▶ _AUFGABEN_:
1. Stimmen diese Aussagen mit dem Lesetext überein? (a) Der 37-Jährige lebt zusammen mit seinen Kindern. (b) Die Internationale Legion wurde am 27. Februar 2022 ins Leben gerufen. (c) Die meisten Freiwilligen sind bis heute in der Ukraine geblieben. Antworte zu jeder Aussage mit Ja oder Nein und belege das mit den entscheidenden Worten aus dem Lesetext als wörtlichem Zitat.
2. Wie viele ausländische Kämpfer sind laut Schätzungen im Lesetext heute in der Ukraine?
3. Zähle alle Herkunftsgebiete auf, aus denen laut Lesetext viele der Kämpfer stammen.

▶ _LESETEXT_:
━━━

Mittwoch, 06.09.2023, 19:58 Uhr Aktualisiert um 20:00 Uhr
Freiwillig in den Ukrainekrieg - Ein Schweizer zieht an die Front
Der 37-Jährige ist Vater zweier Teenager und lebt allein in der Westschweiz. Er hat letztes Jahr im Krieg in der Ukraine gekämpft - freiwillig. Doch wie kam es dazu?
Am 27. Februar 2022 rief der ukrainische Präsident Selenski die "Internationale Legion zur Verteidigung der Ukraine" ins Leben. Tausende Freiwillige strömten in die Ukraine, um gegen Russland zu kämpfen.
Der Grossteil hat das Land wieder verlassen. Heute sollen laut Schätzungen rund 2000 ausländische Kämpfer in der Ukraine anwesend sein, davon die meisten mit militärischer Erfahrung.
Viele Kämpfer stammen aus ehemaligen Sowjetrepubliken, Osteuropa und den USA. Neben der Internationalen Legion gibt es auch länderspezifische Einheiten wie die "Georgische Legion" oder das belarussische "Kastus Kalinouski Regiment".

━━━

▶ _VORLIEGENDE AUFLISTUNG_:
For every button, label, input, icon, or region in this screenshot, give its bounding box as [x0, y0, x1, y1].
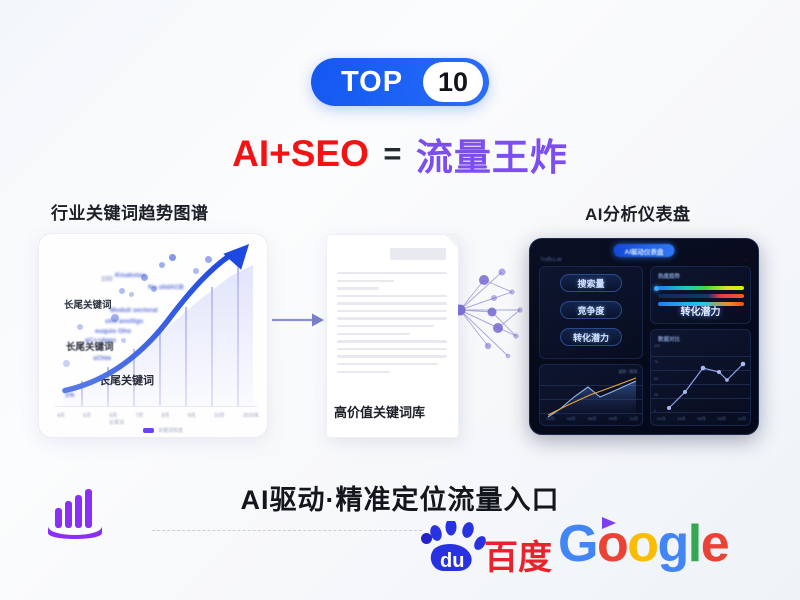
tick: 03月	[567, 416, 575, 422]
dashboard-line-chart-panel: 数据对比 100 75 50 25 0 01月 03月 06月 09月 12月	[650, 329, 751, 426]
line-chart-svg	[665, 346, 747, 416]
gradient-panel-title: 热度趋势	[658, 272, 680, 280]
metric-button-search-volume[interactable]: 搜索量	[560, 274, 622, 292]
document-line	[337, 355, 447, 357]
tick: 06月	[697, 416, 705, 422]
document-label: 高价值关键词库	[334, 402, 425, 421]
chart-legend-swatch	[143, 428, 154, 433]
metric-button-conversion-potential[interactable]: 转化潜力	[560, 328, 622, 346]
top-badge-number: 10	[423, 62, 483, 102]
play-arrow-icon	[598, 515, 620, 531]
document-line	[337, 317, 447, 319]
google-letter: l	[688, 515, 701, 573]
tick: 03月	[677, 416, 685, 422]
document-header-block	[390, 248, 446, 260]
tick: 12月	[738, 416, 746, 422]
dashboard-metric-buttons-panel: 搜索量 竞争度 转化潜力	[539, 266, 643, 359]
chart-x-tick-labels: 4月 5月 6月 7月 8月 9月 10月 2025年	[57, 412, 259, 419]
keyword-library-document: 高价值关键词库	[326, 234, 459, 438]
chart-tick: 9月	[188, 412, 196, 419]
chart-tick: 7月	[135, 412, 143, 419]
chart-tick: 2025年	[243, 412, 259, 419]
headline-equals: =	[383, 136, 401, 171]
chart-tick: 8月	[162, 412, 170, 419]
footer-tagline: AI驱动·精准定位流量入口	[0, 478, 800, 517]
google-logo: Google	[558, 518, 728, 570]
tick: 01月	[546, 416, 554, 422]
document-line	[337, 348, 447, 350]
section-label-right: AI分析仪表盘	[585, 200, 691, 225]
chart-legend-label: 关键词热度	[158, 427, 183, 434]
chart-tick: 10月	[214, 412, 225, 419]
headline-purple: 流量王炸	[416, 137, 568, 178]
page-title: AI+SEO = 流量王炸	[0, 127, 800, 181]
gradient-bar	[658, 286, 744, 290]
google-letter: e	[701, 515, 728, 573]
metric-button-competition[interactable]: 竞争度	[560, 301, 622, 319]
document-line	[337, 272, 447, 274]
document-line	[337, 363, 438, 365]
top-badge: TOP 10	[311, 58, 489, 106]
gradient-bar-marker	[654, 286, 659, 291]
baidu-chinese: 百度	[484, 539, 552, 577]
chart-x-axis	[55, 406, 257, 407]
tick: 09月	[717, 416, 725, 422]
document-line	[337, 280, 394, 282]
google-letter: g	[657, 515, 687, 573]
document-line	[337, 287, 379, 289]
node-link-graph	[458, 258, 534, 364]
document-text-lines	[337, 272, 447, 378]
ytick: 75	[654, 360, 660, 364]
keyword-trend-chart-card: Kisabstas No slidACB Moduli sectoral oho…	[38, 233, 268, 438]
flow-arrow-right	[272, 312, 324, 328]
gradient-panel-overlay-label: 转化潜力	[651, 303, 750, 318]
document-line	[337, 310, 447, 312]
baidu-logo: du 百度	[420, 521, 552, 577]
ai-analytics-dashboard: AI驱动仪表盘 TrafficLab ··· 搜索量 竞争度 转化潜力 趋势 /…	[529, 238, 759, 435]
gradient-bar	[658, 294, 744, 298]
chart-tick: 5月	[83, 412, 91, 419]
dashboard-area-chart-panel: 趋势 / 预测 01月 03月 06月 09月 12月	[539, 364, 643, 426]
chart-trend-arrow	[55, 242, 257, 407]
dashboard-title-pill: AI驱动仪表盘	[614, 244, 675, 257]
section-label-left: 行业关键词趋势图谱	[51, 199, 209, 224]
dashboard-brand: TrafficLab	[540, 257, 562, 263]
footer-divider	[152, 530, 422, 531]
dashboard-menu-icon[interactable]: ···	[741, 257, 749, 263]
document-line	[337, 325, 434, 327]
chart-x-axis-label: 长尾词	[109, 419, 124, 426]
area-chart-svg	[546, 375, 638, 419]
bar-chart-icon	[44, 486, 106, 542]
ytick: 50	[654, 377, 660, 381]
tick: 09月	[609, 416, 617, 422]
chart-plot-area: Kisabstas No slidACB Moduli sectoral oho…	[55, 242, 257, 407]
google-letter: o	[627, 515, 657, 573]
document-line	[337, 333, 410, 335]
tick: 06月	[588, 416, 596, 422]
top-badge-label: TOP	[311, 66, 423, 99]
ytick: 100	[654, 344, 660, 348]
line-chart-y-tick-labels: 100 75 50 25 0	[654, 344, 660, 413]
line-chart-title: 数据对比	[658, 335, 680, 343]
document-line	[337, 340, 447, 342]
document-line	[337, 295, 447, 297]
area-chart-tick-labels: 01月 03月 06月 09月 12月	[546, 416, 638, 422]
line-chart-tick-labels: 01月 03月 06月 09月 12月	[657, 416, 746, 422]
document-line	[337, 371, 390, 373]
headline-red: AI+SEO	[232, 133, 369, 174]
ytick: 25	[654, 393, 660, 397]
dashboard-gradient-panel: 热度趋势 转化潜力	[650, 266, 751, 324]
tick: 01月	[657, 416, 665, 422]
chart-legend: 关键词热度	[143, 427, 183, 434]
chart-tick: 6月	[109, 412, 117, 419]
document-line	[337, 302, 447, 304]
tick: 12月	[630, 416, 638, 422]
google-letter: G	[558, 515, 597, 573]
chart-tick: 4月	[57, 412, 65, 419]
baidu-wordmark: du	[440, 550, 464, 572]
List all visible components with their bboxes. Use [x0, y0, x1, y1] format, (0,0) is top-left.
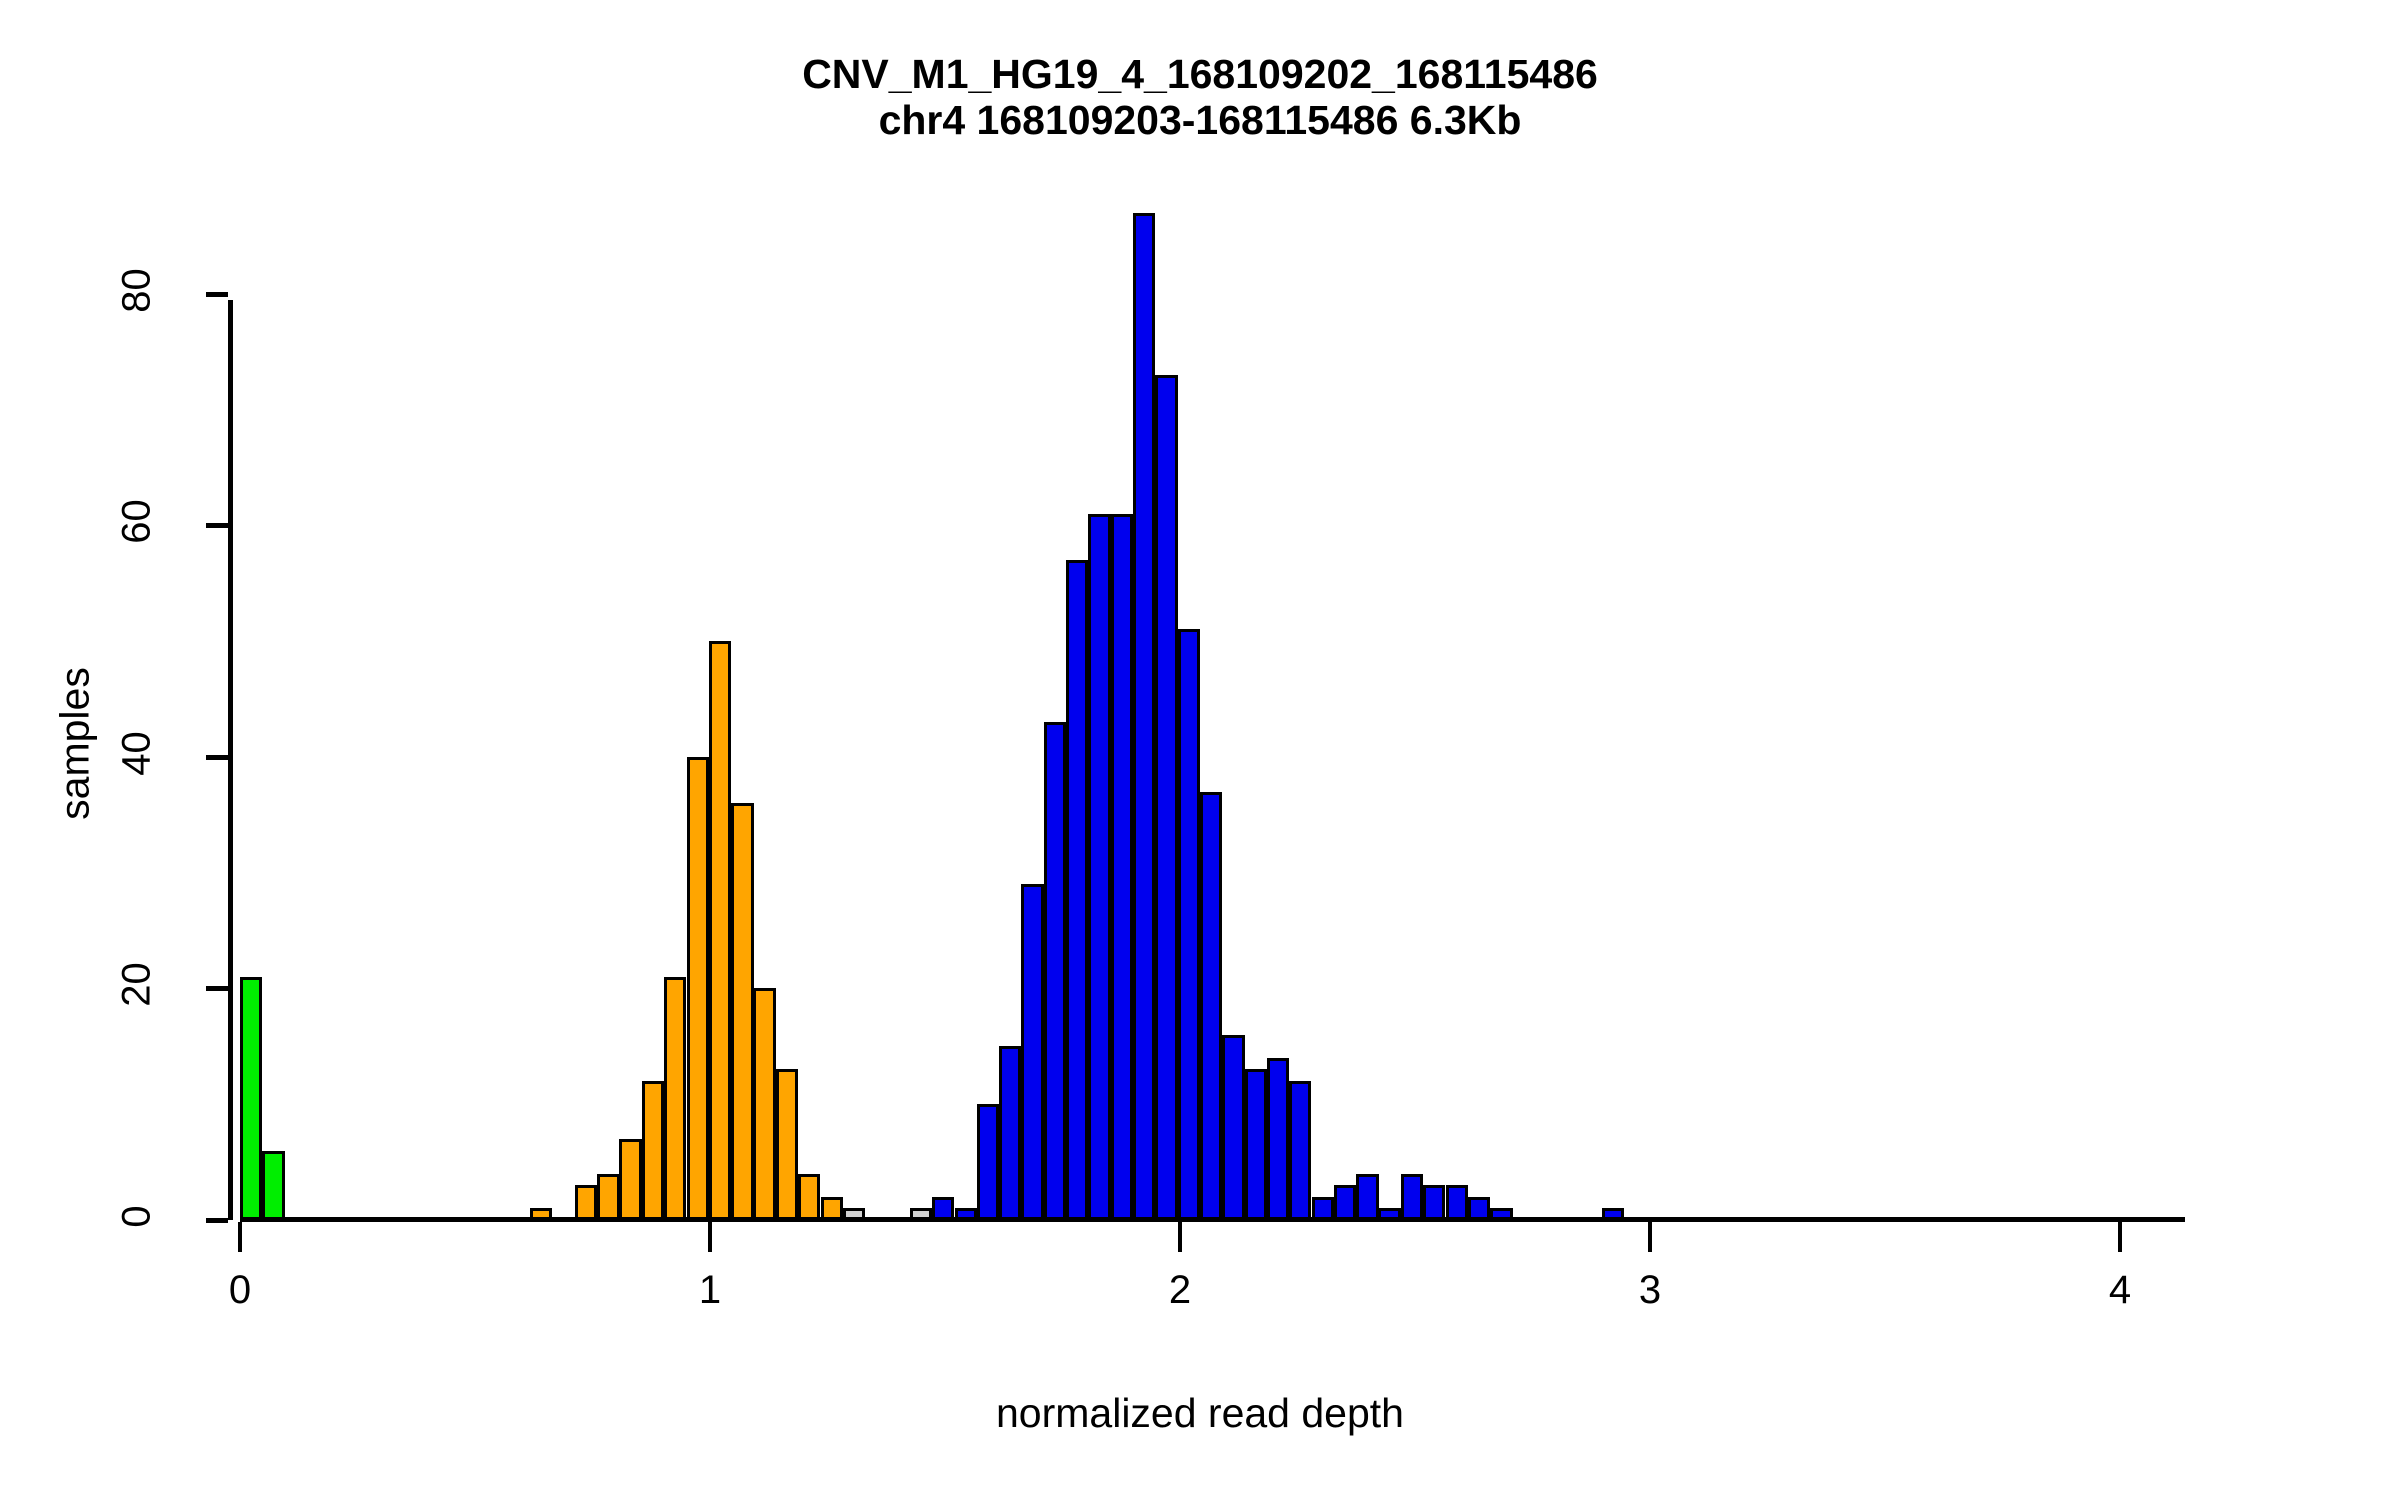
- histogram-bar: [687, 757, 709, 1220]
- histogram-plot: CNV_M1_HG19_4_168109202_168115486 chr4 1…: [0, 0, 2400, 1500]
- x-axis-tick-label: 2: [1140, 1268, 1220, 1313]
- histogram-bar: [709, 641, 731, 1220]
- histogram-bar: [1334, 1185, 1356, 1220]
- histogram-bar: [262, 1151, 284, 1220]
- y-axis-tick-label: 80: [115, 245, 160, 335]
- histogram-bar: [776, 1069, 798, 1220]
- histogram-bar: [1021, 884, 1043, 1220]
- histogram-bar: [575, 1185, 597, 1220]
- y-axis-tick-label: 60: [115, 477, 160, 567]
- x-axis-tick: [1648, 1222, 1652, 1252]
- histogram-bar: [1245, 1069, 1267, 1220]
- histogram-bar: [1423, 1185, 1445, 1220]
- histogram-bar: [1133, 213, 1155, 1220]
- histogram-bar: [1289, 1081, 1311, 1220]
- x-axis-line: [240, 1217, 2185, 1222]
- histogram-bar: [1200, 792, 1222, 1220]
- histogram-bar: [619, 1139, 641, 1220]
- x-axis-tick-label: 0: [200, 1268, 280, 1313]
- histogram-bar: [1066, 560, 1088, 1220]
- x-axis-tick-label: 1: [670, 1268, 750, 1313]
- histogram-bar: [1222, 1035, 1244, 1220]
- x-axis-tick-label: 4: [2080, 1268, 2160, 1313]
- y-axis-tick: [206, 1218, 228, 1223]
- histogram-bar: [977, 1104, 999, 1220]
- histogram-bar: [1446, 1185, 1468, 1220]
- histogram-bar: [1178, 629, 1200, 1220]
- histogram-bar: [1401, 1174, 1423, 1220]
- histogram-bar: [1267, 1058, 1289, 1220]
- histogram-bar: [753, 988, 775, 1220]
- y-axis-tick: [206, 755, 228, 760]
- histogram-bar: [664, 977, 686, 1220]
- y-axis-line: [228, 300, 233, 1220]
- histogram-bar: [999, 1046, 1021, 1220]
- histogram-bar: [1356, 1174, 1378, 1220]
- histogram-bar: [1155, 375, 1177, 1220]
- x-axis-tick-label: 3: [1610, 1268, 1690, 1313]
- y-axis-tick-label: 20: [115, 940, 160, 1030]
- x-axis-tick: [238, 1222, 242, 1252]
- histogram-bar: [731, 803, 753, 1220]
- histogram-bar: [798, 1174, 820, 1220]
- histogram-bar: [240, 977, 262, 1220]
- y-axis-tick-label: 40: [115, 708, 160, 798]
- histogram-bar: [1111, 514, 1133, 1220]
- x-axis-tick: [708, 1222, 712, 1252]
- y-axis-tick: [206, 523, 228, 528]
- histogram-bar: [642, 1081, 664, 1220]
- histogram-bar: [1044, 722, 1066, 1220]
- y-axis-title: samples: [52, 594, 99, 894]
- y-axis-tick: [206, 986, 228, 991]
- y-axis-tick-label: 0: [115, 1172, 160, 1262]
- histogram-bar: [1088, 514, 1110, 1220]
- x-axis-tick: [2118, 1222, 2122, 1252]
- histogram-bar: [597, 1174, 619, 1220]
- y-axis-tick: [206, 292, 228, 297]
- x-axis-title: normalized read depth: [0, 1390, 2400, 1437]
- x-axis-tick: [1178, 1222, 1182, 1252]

━━━

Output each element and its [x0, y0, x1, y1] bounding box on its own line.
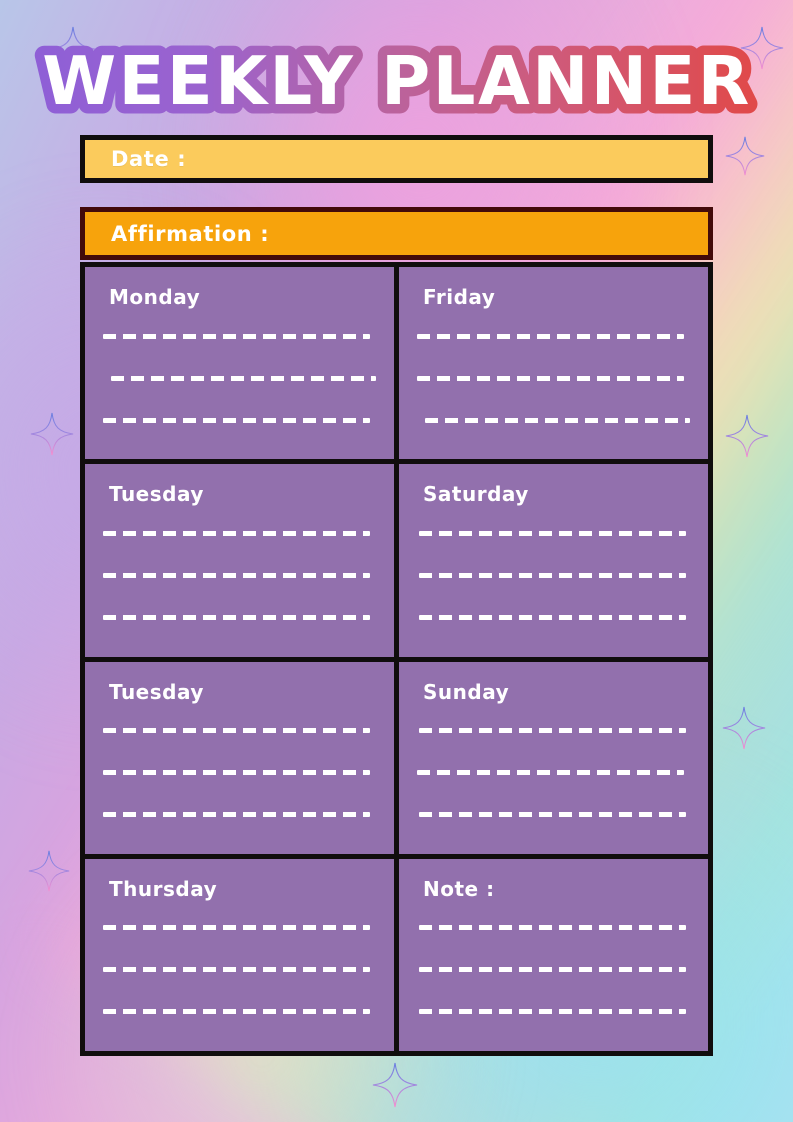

━━━

▶ _ANTWORTEN JE AUFGABE_:
1.
(a) Nein: „lebt allein in der Westschweiz“
(b) Ja: „Am 27. Februar 2022 rief der ukrainische Präsident Selenski die "Internationale Legion zur Verteidigung der Ukraine" ins Leben.“
(c) Nein: „Der Grossteil hat das Land wieder verlassen.“

2. Rund 2000.

3. ehemalige Sowjetrepubliken, Osteuropa, die USA